● **Required work**
Write out the data again exactly, skipping every picture.

------------------------------------------------------------------------

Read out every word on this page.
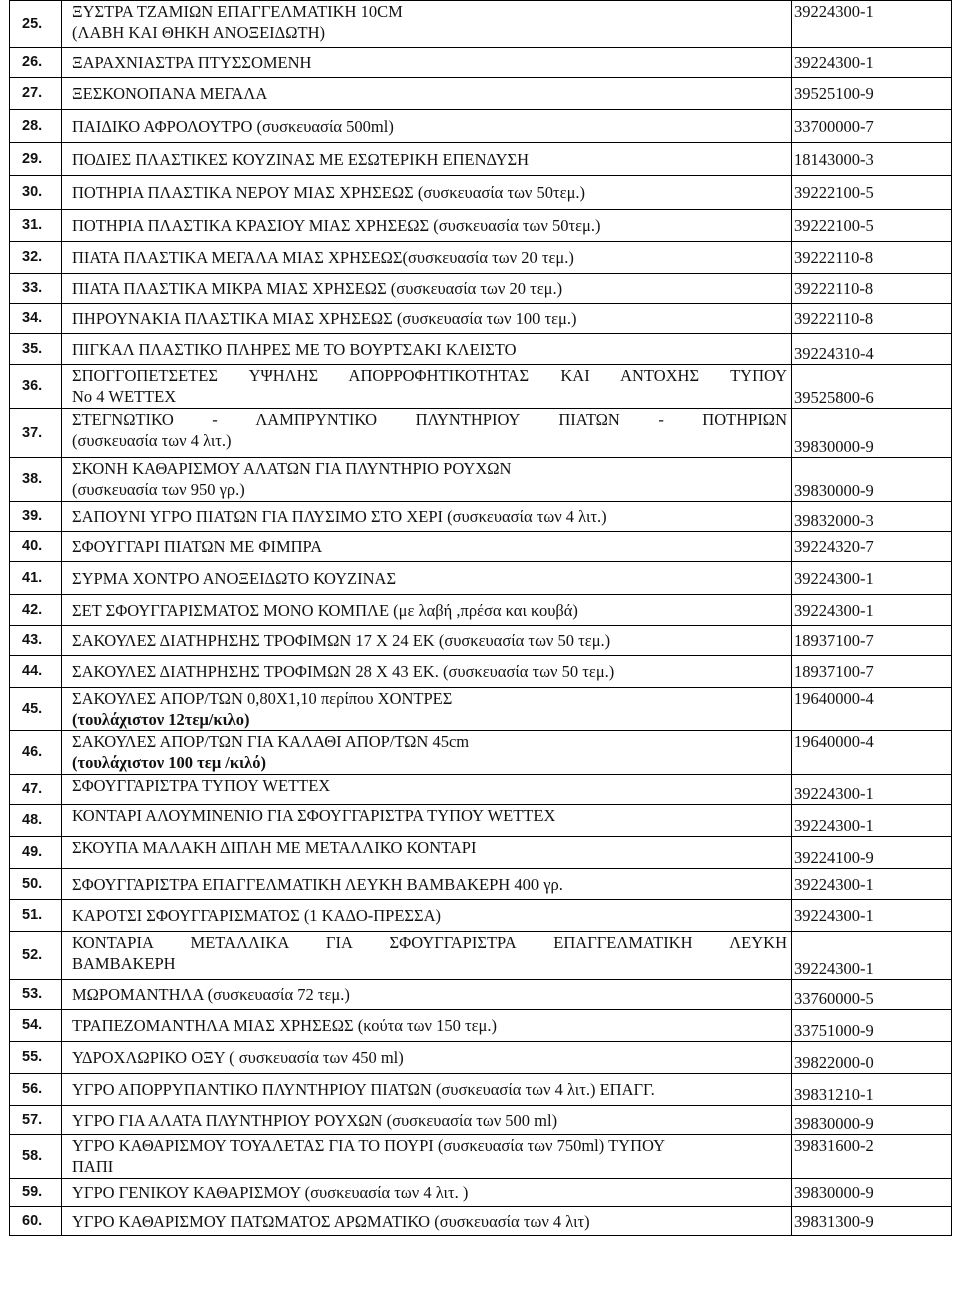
25.	ΞΥΣΤΡΑ ΤΖΑΜΙΩΝ ΕΠΑΓΓΕΛΜΑΤΙΚΗ 10CM
(ΛΑΒΗ ΚΑΙ ΘΗΚΗ ΑΝΟΞΕΙΔΩΤΗ)	39224300-1
26.	ΞΑΡΑΧΝΙΑΣΤΡΑ ΠΤΥΣΣΟΜΕΝΗ	39224300-1
27.	ΞΕΣΚΟΝΟΠΑΝΑ ΜΕΓΑΛΑ	39525100-9
28.	ΠΑΙΔΙΚΟ ΑΦΡΟΛΟΥΤΡΟ (συσκευασία 500ml)	33700000-7
29.	ΠΟΔΙΕΣ ΠΛΑΣΤΙΚΕΣ ΚΟΥΖΙΝΑΣ ΜΕ ΕΣΩΤΕΡΙΚΗ ΕΠΕΝΔΥΣΗ	18143000-3
30.	ΠΟΤΗΡΙΑ ΠΛΑΣΤΙΚΑ ΝΕΡΟΥ ΜΙΑΣ ΧΡΗΣΕΩΣ (συσκευασία των 50τεμ.)	39222100-5
31.	ΠΟΤΗΡΙΑ ΠΛΑΣΤΙΚΑ ΚΡΑΣΙΟΥ ΜΙΑΣ ΧΡΗΣΕΩΣ (συσκευασία των 50τεμ.)	39222100-5
32.	ΠΙΑΤΑ ΠΛΑΣΤΙΚΑ ΜΕΓΑΛΑ ΜΙΑΣ ΧΡΗΣΕΩΣ(συσκευασία των 20 τεμ.)	39222110-8
33.	ΠΙΑΤΑ ΠΛΑΣΤΙΚΑ ΜΙΚΡΑ ΜΙΑΣ ΧΡΗΣΕΩΣ (συσκευασία των 20 τεμ.)	39222110-8
34.	ΠΗΡΟΥΝΑΚΙΑ ΠΛΑΣΤΙΚΑ ΜΙΑΣ ΧΡΗΣΕΩΣ (συσκευασία των 100 τεμ.)	39222110-8
35.	ΠΙΓΚΑΛ ΠΛΑΣΤΙΚΟ ΠΛΗΡΕΣ ΜΕ ΤΟ ΒΟΥΡΤΣΑΚΙ ΚΛΕΙΣΤΟ	39224310-4
36.	ΣΠΟΓΓΟΠΕΤΣΕΤΕΣ ΥΨΗΛΗΣ ΑΠΟΡΡΟΦΗΤΙΚΟΤΗΤΑΣ ΚΑΙ ΑΝΤΟΧΗΣ ΤΥΠΟΥ
No 4 WETTEX	39525800-6
37.	ΣΤΕΓΝΩΤΙΚΟ - ΛΑΜΠΡΥΝΤΙΚΟ ΠΛΥΝΤΗΡΙΟΥ ΠΙΑΤΩΝ - ΠΟΤΗΡΙΩΝ
(συσκευασία των 4 λιτ.)	39830000-9
38.	ΣΚΟΝΗ ΚΑΘΑΡΙΣΜΟΥ ΑΛΑΤΩΝ ΓΙΑ ΠΛΥΝΤΗΡΙΟ ΡΟΥΧΩΝ
(συσκευασία των 950 γρ.)	39830000-9
39.	ΣΑΠΟΥΝΙ ΥΓΡΟ ΠΙΑΤΩΝ ΓΙΑ ΠΛΥΣΙΜΟ ΣΤΟ ΧΕΡΙ (συσκευασία των 4 λιτ.)	39832000-3
40.	ΣΦΟΥΓΓΑΡΙ ΠΙΑΤΩΝ ΜΕ ΦΙΜΠΡΑ	39224320-7
41.	ΣΥΡΜΑ ΧΟΝΤΡΟ ΑΝΟΞΕΙΔΩΤΟ ΚΟΥΖΙΝΑΣ	39224300-1
42.	ΣΕΤ ΣΦΟΥΓΓΑΡΙΣΜΑΤΟΣ ΜΟΝΟ ΚΟΜΠΛΕ (με λαβή ,πρέσα και κουβά)	39224300-1
43.	ΣΑΚΟΥΛΕΣ ΔΙΑΤΗΡΗΣΗΣ ΤΡΟΦΙΜΩΝ 17 Χ 24 ΕΚ (συσκευασία των 50 τεμ.)	18937100-7
44.	ΣΑΚΟΥΛΕΣ ΔΙΑΤΗΡΗΣΗΣ ΤΡΟΦΙΜΩΝ 28 Χ 43 ΕΚ. (συσκευασία των 50 τεμ.)	18937100-7
45.	ΣΑΚΟΥΛΕΣ ΑΠΟΡ/ΤΩΝ 0,80Χ1,10 περίπου ΧΟΝΤΡΕΣ
(τουλάχιστον 12τεμ/κιλο)	19640000-4
46.	ΣΑΚΟΥΛΕΣ ΑΠΟΡ/ΤΩΝ ΓΙΑ ΚΑΛΑΘΙ ΑΠΟΡ/ΤΩΝ 45cm
(τουλάχιστον 100 τεμ /κιλό)	19640000-4
47.	ΣΦΟΥΓΓΑΡΙΣΤΡΑ ΤΥΠΟΥ WETTEX	39224300-1
48.	ΚΟΝΤΑΡΙ ΑΛΟΥΜΙΝΕΝΙΟ ΓΙΑ ΣΦΟΥΓΓΑΡΙΣΤΡΑ ΤΥΠΟΥ WETTEX	39224300-1
49.	ΣΚΟΥΠΑ ΜΑΛΑΚΗ ΔΙΠΛΗ ΜΕ ΜΕΤΑΛΛΙΚΟ ΚΟΝΤΑΡΙ	39224100-9
50.	ΣΦΟΥΓΓΑΡΙΣΤΡΑ ΕΠΑΓΓΕΛΜΑΤΙΚΗ ΛΕΥΚΗ ΒΑΜΒΑΚΕΡΗ 400 γρ.	39224300-1
51.	ΚΑΡΟΤΣΙ ΣΦΟΥΓΓΑΡΙΣΜΑΤΟΣ (1 ΚΑΔΟ-ΠΡΕΣΣΑ)	39224300-1
52.	ΚΟΝΤΑΡΙΑ ΜΕΤΑΛΛΙΚΑ ΓΙΑ ΣΦΟΥΓΓΑΡΙΣΤΡΑ ΕΠΑΓΓΕΛΜΑΤΙΚΗ ΛΕΥΚΗ
ΒΑΜΒΑΚΕΡΗ	39224300-1
53.	ΜΩΡΟΜΑΝΤΗΛΑ (συσκευασία 72 τεμ.)	33760000-5
54.	ΤΡΑΠΕΖΟΜΑΝΤΗΛΑ ΜΙΑΣ ΧΡΗΣΕΩΣ (κούτα των 150 τεμ.)	33751000-9
55.	ΥΔΡΟΧΛΩΡΙΚΟ ΟΞΥ ( συσκευασία των 450 ml)	39822000-0
56.	ΥΓΡΟ ΑΠΟΡΡΥΠΑΝΤΙΚΟ ΠΛΥΝΤΗΡΙΟΥ ΠΙΑΤΩΝ (συσκευασία των 4 λιτ.) ΕΠΑΓΓ.	39831210-1
57.	ΥΓΡΟ ΓΙΑ ΑΛΑΤΑ ΠΛΥΝΤΗΡΙΟΥ ΡΟΥΧΩΝ (συσκευασία των 500 ml)	39830000-9
58.	ΥΓΡΟ ΚΑΘΑΡΙΣΜΟΥ ΤΟΥΑΛΕΤΑΣ ΓΙΑ ΤΟ ΠΟΥΡΙ (συσκευασία των 750ml) ΤΥΠΟΥ
ΠΑΠΙ	39831600-2
59.	ΥΓΡΟ ΓΕΝΙΚΟΥ ΚΑΘΑΡΙΣΜΟΥ (συσκευασία των 4 λιτ. )	39830000-9
60.	ΥΓΡΟ ΚΑΘΑΡΙΣΜΟΥ ΠΑΤΩΜΑΤΟΣ ΑΡΩΜΑΤΙΚΟ (συσκευασία των 4 λιτ)	39831300-9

------------------------------------------------------------------------

● **Worked solution**
Read out every word on this page.
25.	ΞΥΣΤΡΑ ΤΖΑΜΙΩΝ ΕΠΑΓΓΕΛΜΑΤΙΚΗ 10CM
(ΛΑΒΗ ΚΑΙ ΘΗΚΗ ΑΝΟΞΕΙΔΩΤΗ)	39224300-1
26.	ΞΑΡΑΧΝΙΑΣΤΡΑ ΠΤΥΣΣΟΜΕΝΗ	39224300-1
27.	ΞΕΣΚΟΝΟΠΑΝΑ ΜΕΓΑΛΑ	39525100-9
28.	ΠΑΙΔΙΚΟ ΑΦΡΟΛΟΥΤΡΟ (συσκευασία 500ml)	33700000-7
29.	ΠΟΔΙΕΣ ΠΛΑΣΤΙΚΕΣ ΚΟΥΖΙΝΑΣ ΜΕ ΕΣΩΤΕΡΙΚΗ ΕΠΕΝΔΥΣΗ	18143000-3
30.	ΠΟΤΗΡΙΑ ΠΛΑΣΤΙΚΑ ΝΕΡΟΥ ΜΙΑΣ ΧΡΗΣΕΩΣ (συσκευασία των 50τεμ.)	39222100-5
31.	ΠΟΤΗΡΙΑ ΠΛΑΣΤΙΚΑ ΚΡΑΣΙΟΥ ΜΙΑΣ ΧΡΗΣΕΩΣ (συσκευασία των 50τεμ.)	39222100-5
32.	ΠΙΑΤΑ ΠΛΑΣΤΙΚΑ ΜΕΓΑΛΑ ΜΙΑΣ ΧΡΗΣΕΩΣ(συσκευασία των 20 τεμ.)	39222110-8
33.	ΠΙΑΤΑ ΠΛΑΣΤΙΚΑ ΜΙΚΡΑ ΜΙΑΣ ΧΡΗΣΕΩΣ (συσκευασία των 20 τεμ.)	39222110-8
34.	ΠΗΡΟΥΝΑΚΙΑ ΠΛΑΣΤΙΚΑ ΜΙΑΣ ΧΡΗΣΕΩΣ (συσκευασία των 100 τεμ.)	39222110-8
35.	ΠΙΓΚΑΛ ΠΛΑΣΤΙΚΟ ΠΛΗΡΕΣ ΜΕ ΤΟ ΒΟΥΡΤΣΑΚΙ ΚΛΕΙΣΤΟ	39224310-4
36.	ΣΠΟΓΓΟΠΕΤΣΕΤΕΣ ΥΨΗΛΗΣ ΑΠΟΡΡΟΦΗΤΙΚΟΤΗΤΑΣ ΚΑΙ ΑΝΤΟΧΗΣ ΤΥΠΟΥ
No 4 WETTEX	39525800-6
37.	ΣΤΕΓΝΩΤΙΚΟ - ΛΑΜΠΡΥΝΤΙΚΟ ΠΛΥΝΤΗΡΙΟΥ ΠΙΑΤΩΝ - ΠΟΤΗΡΙΩΝ
(συσκευασία των 4 λιτ.)	39830000-9
38.	ΣΚΟΝΗ ΚΑΘΑΡΙΣΜΟΥ ΑΛΑΤΩΝ ΓΙΑ ΠΛΥΝΤΗΡΙΟ ΡΟΥΧΩΝ
(συσκευασία των 950 γρ.)	39830000-9
39.	ΣΑΠΟΥΝΙ ΥΓΡΟ ΠΙΑΤΩΝ ΓΙΑ ΠΛΥΣΙΜΟ ΣΤΟ ΧΕΡΙ (συσκευασία των 4 λιτ.)	39832000-3
40.	ΣΦΟΥΓΓΑΡΙ ΠΙΑΤΩΝ ΜΕ ΦΙΜΠΡΑ	39224320-7
41.	ΣΥΡΜΑ ΧΟΝΤΡΟ ΑΝΟΞΕΙΔΩΤΟ ΚΟΥΖΙΝΑΣ	39224300-1
42.	ΣΕΤ ΣΦΟΥΓΓΑΡΙΣΜΑΤΟΣ ΜΟΝΟ ΚΟΜΠΛΕ (με λαβή ,πρέσα και κουβά)	39224300-1
43.	ΣΑΚΟΥΛΕΣ ΔΙΑΤΗΡΗΣΗΣ ΤΡΟΦΙΜΩΝ 17 Χ 24 ΕΚ (συσκευασία των 50 τεμ.)	18937100-7
44.	ΣΑΚΟΥΛΕΣ ΔΙΑΤΗΡΗΣΗΣ ΤΡΟΦΙΜΩΝ 28 Χ 43 ΕΚ. (συσκευασία των 50 τεμ.)	18937100-7
45.	ΣΑΚΟΥΛΕΣ ΑΠΟΡ/ΤΩΝ 0,80Χ1,10 περίπου ΧΟΝΤΡΕΣ
(τουλάχιστον 12τεμ/κιλο)	19640000-4
46.	ΣΑΚΟΥΛΕΣ ΑΠΟΡ/ΤΩΝ ΓΙΑ ΚΑΛΑΘΙ ΑΠΟΡ/ΤΩΝ 45cm
(τουλάχιστον 100 τεμ /κιλό)	19640000-4
47.	ΣΦΟΥΓΓΑΡΙΣΤΡΑ ΤΥΠΟΥ WETTEX	39224300-1
48.	ΚΟΝΤΑΡΙ ΑΛΟΥΜΙΝΕΝΙΟ ΓΙΑ ΣΦΟΥΓΓΑΡΙΣΤΡΑ ΤΥΠΟΥ WETTEX	39224300-1
49.	ΣΚΟΥΠΑ ΜΑΛΑΚΗ ΔΙΠΛΗ ΜΕ ΜΕΤΑΛΛΙΚΟ ΚΟΝΤΑΡΙ	39224100-9
50.	ΣΦΟΥΓΓΑΡΙΣΤΡΑ ΕΠΑΓΓΕΛΜΑΤΙΚΗ ΛΕΥΚΗ ΒΑΜΒΑΚΕΡΗ 400 γρ.	39224300-1
51.	ΚΑΡΟΤΣΙ ΣΦΟΥΓΓΑΡΙΣΜΑΤΟΣ (1 ΚΑΔΟ-ΠΡΕΣΣΑ)	39224300-1
52.	ΚΟΝΤΑΡΙΑ ΜΕΤΑΛΛΙΚΑ ΓΙΑ ΣΦΟΥΓΓΑΡΙΣΤΡΑ ΕΠΑΓΓΕΛΜΑΤΙΚΗ ΛΕΥΚΗ
ΒΑΜΒΑΚΕΡΗ	39224300-1
53.	ΜΩΡΟΜΑΝΤΗΛΑ (συσκευασία 72 τεμ.)	33760000-5
54.	ΤΡΑΠΕΖΟΜΑΝΤΗΛΑ ΜΙΑΣ ΧΡΗΣΕΩΣ (κούτα των 150 τεμ.)	33751000-9
55.	ΥΔΡΟΧΛΩΡΙΚΟ ΟΞΥ ( συσκευασία των 450 ml)	39822000-0
56.	ΥΓΡΟ ΑΠΟΡΡΥΠΑΝΤΙΚΟ ΠΛΥΝΤΗΡΙΟΥ ΠΙΑΤΩΝ (συσκευασία των 4 λιτ.) ΕΠΑΓΓ.	39831210-1
57.	ΥΓΡΟ ΓΙΑ ΑΛΑΤΑ ΠΛΥΝΤΗΡΙΟΥ ΡΟΥΧΩΝ (συσκευασία των 500 ml)	39830000-9
58.	ΥΓΡΟ ΚΑΘΑΡΙΣΜΟΥ ΤΟΥΑΛΕΤΑΣ ΓΙΑ ΤΟ ΠΟΥΡΙ (συσκευασία των 750ml) ΤΥΠΟΥ
ΠΑΠΙ	39831600-2
59.	ΥΓΡΟ ΓΕΝΙΚΟΥ ΚΑΘΑΡΙΣΜΟΥ (συσκευασία των 4 λιτ. )	39830000-9
60.	ΥΓΡΟ ΚΑΘΑΡΙΣΜΟΥ ΠΑΤΩΜΑΤΟΣ ΑΡΩΜΑΤΙΚΟ (συσκευασία των 4 λιτ)	39831300-9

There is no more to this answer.